---------- DATA FOR PROCESSING ----------

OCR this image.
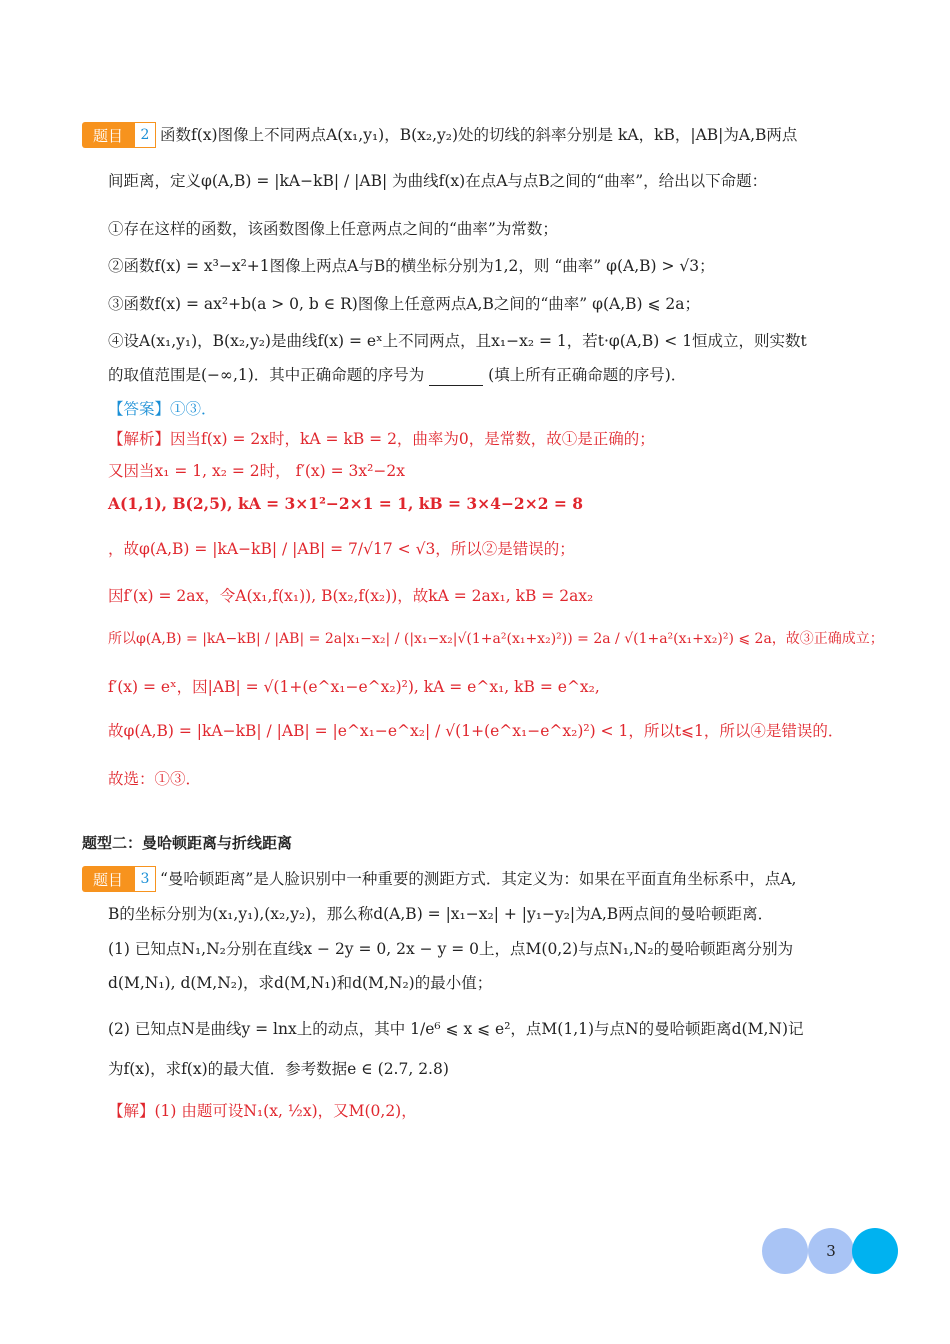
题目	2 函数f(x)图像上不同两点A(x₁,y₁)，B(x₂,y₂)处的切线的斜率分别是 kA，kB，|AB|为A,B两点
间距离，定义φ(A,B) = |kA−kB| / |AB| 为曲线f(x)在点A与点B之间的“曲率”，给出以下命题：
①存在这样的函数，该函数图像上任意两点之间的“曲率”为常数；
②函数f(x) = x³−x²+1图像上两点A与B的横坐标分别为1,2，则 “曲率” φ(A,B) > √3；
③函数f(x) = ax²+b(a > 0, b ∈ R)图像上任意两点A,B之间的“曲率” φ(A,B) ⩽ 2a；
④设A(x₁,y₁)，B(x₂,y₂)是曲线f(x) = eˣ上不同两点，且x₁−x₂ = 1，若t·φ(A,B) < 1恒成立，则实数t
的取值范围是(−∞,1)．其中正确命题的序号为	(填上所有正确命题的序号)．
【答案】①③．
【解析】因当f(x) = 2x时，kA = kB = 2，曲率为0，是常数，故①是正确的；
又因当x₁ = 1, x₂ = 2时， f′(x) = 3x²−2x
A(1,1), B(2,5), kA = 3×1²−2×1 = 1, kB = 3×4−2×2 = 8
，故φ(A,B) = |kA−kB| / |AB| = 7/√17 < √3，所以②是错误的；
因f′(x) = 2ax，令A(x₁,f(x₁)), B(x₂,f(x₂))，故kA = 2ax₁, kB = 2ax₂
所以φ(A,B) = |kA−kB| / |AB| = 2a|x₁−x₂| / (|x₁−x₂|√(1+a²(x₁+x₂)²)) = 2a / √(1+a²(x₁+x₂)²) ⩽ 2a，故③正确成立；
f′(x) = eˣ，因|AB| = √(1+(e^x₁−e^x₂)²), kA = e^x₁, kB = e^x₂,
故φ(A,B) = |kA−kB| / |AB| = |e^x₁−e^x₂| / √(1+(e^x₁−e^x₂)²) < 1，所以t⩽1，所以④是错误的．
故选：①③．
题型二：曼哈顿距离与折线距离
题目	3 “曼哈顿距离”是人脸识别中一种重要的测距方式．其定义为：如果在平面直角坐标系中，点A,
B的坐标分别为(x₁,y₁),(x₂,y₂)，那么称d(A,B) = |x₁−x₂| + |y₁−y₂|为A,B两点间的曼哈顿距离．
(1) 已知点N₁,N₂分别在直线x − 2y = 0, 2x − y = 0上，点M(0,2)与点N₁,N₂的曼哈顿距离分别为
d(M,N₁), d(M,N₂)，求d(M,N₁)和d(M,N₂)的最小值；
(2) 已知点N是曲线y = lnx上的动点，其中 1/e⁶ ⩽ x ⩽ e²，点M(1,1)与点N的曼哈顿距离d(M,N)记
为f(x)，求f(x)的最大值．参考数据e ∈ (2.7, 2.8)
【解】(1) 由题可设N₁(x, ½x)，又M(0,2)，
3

----------
---------- DATA FOR PROCESSING ----------

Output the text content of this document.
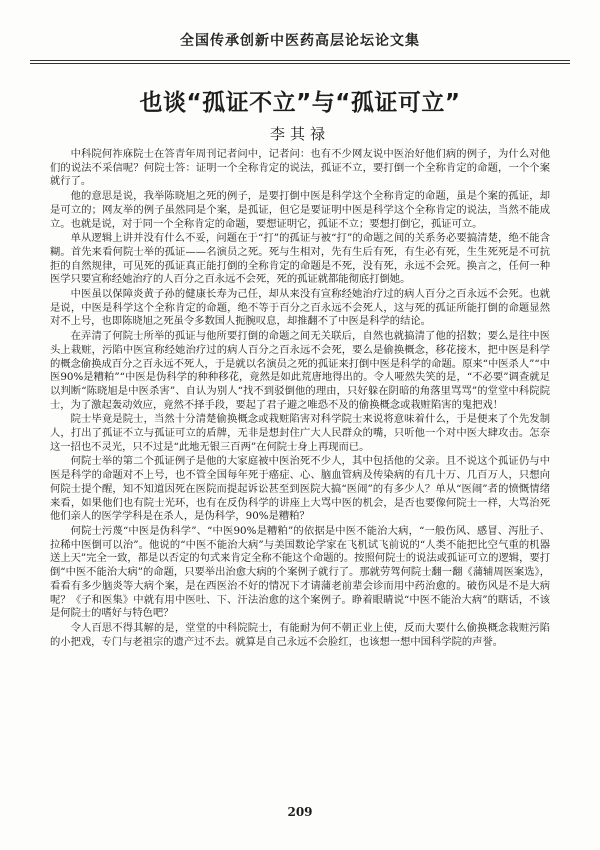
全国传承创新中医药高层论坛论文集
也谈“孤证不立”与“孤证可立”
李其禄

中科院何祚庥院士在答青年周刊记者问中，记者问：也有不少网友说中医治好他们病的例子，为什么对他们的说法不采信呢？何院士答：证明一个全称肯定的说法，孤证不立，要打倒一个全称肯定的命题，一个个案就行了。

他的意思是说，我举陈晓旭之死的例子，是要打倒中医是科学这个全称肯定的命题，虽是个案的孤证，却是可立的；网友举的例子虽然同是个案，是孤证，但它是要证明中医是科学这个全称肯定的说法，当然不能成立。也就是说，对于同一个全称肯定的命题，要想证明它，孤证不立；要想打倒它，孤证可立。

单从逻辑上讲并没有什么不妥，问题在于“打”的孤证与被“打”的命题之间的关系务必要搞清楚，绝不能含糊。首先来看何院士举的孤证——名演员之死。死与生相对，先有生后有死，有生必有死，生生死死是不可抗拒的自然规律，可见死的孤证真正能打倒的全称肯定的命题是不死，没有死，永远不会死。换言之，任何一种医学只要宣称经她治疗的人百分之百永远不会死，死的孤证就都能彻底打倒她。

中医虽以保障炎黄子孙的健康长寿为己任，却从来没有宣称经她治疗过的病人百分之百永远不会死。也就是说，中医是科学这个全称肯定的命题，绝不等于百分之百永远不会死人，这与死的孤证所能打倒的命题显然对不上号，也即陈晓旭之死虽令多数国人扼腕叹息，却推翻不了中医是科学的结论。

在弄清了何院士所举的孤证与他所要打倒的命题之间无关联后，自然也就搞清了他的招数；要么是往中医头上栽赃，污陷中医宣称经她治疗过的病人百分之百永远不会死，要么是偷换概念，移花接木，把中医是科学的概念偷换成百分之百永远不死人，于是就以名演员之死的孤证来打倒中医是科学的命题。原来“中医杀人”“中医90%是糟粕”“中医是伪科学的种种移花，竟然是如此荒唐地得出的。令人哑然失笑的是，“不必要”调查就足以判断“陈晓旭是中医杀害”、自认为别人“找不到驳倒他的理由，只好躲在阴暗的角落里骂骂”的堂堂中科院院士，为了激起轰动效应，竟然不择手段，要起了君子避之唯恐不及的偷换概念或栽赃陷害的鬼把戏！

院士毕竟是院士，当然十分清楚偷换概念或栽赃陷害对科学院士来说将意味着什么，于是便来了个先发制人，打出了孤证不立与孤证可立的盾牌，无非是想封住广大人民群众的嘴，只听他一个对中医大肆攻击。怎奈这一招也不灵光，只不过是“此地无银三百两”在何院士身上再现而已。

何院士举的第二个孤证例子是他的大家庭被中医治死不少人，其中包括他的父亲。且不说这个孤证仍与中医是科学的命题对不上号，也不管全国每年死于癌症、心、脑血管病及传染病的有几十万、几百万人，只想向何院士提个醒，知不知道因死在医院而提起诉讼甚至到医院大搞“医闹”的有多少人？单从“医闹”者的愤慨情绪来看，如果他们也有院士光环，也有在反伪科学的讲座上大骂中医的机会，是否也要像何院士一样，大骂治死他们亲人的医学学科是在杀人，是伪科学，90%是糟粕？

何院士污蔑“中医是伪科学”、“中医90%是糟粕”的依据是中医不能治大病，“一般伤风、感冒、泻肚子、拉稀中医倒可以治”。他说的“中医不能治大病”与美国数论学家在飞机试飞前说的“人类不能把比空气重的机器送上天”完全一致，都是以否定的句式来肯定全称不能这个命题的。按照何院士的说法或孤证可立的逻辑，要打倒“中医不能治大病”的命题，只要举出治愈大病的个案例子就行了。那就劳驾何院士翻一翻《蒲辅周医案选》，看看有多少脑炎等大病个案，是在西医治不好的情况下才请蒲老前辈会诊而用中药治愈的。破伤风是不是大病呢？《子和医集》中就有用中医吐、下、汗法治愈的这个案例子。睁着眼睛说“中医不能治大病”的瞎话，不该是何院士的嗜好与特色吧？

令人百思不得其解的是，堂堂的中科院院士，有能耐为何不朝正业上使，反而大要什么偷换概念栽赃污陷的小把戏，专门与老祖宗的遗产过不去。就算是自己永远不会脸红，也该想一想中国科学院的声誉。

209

----------
---------- DATA FOR PROCESSING ----------

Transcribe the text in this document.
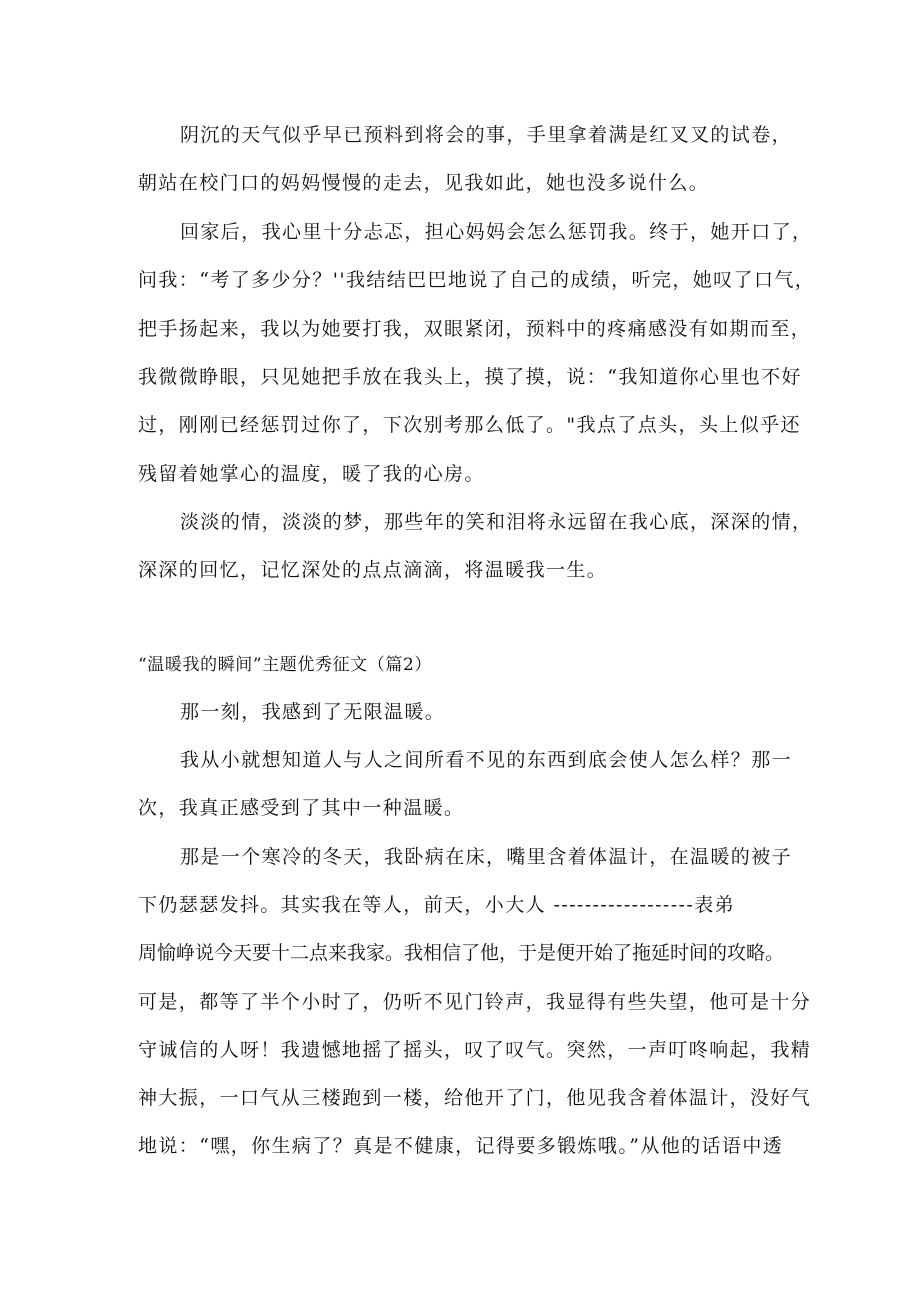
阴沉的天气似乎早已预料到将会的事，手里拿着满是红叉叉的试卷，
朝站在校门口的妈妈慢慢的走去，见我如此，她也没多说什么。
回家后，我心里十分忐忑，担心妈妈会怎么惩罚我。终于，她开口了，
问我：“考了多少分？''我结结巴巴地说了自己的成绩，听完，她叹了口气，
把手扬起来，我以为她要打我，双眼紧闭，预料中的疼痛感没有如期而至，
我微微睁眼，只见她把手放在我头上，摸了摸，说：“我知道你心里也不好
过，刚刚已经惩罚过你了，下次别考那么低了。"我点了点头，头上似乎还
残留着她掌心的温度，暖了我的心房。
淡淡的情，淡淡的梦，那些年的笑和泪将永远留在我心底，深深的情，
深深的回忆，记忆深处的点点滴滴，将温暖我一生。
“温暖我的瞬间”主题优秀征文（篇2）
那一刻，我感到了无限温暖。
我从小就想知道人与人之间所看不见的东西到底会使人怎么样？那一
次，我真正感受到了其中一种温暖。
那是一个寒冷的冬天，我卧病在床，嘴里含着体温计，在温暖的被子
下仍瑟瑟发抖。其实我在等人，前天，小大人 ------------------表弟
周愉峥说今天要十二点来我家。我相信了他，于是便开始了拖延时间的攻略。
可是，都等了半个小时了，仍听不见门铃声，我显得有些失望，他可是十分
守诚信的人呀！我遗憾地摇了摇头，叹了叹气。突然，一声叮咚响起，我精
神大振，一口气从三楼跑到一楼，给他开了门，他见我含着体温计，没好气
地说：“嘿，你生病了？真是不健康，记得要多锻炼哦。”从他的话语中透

----------

— DO THIS —
Check each line of the records for the word "text" and extract those that contain it.

— RESULT BELOW —
Output the text content of this document.
Transcribe the text in this document.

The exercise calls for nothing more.